Copy out every line that contains "have".

[Extracted data entries]
------------------------------

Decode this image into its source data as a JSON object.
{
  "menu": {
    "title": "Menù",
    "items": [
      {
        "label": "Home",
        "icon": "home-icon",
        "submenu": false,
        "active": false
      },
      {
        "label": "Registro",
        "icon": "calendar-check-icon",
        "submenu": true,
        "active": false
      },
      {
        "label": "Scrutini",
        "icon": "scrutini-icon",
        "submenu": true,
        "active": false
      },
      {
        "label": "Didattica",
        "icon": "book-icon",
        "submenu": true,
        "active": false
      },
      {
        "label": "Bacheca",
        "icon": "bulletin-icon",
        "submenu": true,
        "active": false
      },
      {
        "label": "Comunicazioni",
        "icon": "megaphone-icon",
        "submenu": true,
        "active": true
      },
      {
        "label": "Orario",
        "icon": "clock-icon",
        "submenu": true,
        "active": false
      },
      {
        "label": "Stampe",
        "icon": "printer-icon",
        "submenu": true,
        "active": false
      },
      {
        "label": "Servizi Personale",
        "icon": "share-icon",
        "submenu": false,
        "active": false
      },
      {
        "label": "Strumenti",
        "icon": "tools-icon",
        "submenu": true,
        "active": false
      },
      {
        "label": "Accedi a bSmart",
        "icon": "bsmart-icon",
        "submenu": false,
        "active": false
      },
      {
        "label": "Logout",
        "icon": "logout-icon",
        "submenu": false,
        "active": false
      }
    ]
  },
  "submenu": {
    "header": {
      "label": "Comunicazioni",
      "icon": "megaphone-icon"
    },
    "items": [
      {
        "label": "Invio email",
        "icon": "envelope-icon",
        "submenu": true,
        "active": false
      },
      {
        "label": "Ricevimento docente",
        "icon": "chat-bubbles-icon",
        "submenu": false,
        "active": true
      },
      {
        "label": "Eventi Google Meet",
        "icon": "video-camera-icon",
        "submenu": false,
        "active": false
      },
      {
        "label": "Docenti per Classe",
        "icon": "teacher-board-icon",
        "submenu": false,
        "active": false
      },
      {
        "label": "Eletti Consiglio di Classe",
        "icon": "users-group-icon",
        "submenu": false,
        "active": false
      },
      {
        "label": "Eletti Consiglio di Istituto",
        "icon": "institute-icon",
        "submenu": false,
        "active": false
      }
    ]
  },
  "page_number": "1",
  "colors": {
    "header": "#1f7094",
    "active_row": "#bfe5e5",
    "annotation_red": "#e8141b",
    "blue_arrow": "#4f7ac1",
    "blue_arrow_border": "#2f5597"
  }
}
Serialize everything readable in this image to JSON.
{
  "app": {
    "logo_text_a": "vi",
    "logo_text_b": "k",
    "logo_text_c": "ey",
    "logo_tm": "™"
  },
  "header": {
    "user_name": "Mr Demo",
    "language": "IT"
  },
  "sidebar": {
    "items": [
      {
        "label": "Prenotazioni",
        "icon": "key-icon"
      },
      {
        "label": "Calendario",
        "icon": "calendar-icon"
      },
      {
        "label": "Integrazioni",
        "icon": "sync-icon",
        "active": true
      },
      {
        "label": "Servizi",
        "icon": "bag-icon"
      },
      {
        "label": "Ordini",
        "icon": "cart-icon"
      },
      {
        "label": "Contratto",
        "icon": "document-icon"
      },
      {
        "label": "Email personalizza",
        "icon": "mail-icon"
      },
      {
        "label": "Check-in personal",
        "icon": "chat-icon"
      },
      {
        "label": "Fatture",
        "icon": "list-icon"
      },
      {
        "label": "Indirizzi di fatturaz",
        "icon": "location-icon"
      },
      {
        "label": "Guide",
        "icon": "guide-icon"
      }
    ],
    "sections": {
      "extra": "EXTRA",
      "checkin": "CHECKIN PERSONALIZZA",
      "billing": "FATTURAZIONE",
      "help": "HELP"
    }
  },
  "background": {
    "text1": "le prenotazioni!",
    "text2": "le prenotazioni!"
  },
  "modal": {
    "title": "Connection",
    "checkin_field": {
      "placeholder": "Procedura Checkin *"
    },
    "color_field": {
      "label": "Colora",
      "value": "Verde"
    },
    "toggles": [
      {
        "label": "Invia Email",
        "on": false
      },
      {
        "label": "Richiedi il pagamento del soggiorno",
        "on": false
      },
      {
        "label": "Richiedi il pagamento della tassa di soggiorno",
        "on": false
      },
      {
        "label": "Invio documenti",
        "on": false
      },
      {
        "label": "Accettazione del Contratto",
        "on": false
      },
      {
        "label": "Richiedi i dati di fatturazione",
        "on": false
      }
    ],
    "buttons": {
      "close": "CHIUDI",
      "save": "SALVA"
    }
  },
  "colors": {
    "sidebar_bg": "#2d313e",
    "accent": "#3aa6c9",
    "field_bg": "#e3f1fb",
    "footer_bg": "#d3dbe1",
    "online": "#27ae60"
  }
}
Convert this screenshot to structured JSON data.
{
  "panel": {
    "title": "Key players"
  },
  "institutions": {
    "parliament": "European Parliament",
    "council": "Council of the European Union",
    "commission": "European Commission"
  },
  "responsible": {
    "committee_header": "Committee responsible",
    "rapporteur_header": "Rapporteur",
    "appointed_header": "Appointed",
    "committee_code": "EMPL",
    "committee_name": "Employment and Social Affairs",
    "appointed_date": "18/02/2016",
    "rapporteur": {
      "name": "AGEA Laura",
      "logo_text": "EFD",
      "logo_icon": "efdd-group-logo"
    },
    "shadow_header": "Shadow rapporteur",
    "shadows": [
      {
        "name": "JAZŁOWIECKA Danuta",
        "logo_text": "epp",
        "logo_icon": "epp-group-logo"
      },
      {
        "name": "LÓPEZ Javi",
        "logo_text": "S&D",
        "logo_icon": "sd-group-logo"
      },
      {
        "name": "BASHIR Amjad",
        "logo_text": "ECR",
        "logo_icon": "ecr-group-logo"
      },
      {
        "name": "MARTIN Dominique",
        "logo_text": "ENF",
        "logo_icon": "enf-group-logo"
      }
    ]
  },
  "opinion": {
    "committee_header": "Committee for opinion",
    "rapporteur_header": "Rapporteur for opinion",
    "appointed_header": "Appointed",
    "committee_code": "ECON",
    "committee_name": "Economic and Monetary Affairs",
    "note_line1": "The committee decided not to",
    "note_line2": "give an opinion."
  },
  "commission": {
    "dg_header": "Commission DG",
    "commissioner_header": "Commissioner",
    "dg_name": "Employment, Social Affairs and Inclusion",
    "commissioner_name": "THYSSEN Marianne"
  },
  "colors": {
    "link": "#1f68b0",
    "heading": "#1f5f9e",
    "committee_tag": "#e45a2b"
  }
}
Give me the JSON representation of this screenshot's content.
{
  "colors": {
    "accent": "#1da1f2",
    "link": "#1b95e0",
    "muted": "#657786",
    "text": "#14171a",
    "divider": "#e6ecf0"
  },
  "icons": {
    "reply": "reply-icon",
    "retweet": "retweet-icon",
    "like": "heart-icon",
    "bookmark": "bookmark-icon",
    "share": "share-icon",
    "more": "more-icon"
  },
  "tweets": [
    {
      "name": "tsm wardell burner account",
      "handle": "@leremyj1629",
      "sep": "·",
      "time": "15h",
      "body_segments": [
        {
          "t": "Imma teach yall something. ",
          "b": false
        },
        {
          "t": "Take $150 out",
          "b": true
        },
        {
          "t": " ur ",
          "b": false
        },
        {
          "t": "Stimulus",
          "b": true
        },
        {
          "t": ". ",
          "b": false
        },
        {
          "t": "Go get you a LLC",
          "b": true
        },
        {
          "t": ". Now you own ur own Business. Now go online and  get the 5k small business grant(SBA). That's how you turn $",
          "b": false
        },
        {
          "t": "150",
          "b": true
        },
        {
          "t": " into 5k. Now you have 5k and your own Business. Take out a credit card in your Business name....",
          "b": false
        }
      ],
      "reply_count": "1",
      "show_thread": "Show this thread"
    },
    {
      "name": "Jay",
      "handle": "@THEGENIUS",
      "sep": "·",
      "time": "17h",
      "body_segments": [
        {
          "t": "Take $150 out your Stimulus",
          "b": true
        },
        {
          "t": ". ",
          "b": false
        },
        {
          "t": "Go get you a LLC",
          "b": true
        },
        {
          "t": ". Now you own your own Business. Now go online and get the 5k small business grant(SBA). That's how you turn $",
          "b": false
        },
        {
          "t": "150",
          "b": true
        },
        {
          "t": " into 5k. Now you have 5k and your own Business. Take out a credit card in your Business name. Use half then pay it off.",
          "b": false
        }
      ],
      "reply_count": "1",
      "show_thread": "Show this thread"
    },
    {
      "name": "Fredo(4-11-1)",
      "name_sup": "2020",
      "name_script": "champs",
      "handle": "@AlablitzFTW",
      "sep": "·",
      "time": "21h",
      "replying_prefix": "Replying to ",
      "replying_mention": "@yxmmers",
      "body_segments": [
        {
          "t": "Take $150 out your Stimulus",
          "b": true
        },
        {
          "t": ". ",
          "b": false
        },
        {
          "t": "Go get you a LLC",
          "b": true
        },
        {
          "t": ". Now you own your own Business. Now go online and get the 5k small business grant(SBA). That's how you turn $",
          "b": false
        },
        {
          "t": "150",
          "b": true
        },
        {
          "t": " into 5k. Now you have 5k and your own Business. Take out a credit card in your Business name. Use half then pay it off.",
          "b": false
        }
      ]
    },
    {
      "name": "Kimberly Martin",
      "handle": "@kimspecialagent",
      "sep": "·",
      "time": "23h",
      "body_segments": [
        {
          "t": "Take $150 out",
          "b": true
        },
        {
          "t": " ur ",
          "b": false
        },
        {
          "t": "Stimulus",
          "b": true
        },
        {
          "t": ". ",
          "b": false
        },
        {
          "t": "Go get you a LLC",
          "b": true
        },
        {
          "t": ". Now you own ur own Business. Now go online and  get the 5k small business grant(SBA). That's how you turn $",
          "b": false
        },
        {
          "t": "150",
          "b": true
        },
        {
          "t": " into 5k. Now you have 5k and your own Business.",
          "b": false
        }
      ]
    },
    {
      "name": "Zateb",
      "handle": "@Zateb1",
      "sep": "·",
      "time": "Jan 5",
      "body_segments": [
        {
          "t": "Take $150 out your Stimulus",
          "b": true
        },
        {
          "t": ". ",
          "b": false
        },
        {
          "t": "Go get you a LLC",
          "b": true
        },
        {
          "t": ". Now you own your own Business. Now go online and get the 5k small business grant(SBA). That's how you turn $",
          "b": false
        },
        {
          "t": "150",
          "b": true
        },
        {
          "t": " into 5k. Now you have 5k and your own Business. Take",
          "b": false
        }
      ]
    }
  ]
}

------------------------------

Exercise result:
          "t": " into 5k. Now you have 5k and your own Business. Take out a credit card in your Business name....",
          "t": " into 5k. Now you have 5k and your own Business. Take out a credit card in your Business name. Use half then pay it off.",
          "t": " into 5k. Now you have 5k and your own Business. Take out a credit card in your Business name. Use half then pay it off.",
          "t": " into 5k. Now you have 5k and your own Business.",
          "t": " into 5k. Now you have 5k and your own Business. Take",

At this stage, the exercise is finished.